** start of DATA FOR THIS EXERCISE **

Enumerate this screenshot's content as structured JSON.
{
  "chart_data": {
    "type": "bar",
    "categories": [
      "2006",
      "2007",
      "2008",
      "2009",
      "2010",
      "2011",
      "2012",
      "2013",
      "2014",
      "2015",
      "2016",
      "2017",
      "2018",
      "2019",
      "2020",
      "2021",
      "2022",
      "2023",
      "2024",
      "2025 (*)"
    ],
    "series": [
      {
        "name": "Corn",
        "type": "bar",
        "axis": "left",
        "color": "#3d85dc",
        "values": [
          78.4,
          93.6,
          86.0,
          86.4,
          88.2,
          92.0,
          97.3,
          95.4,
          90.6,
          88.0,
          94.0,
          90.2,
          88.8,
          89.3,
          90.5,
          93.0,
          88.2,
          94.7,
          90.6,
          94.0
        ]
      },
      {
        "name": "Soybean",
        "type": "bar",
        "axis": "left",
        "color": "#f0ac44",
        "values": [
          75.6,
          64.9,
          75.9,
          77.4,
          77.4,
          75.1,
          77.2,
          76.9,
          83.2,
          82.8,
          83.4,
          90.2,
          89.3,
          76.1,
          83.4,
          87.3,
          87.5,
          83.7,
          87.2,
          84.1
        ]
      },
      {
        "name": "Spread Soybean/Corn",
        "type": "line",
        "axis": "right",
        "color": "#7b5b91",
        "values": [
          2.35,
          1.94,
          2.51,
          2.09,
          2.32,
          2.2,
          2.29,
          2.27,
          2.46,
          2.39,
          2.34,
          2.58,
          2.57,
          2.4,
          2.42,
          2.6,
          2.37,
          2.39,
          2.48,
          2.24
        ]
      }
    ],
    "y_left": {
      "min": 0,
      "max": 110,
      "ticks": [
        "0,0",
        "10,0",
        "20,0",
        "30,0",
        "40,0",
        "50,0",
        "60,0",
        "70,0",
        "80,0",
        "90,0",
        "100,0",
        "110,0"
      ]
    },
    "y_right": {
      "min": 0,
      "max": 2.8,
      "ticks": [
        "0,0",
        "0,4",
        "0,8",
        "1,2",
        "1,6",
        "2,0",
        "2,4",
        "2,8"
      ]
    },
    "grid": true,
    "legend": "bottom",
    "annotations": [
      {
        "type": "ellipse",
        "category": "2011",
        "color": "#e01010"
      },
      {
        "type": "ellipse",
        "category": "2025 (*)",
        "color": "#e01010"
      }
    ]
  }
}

** end of DATA FOR THIS EXERCISE **

* **THE TASK**: Using the listing above, pick out each line that contains the word "color", then copy it.

* **FINAL RESULT**:
        "color": "#3d85dc",
        "color": "#f0ac44",
        "color": "#7b5b91",
        "color": "#e01010"
        "color": "#e01010"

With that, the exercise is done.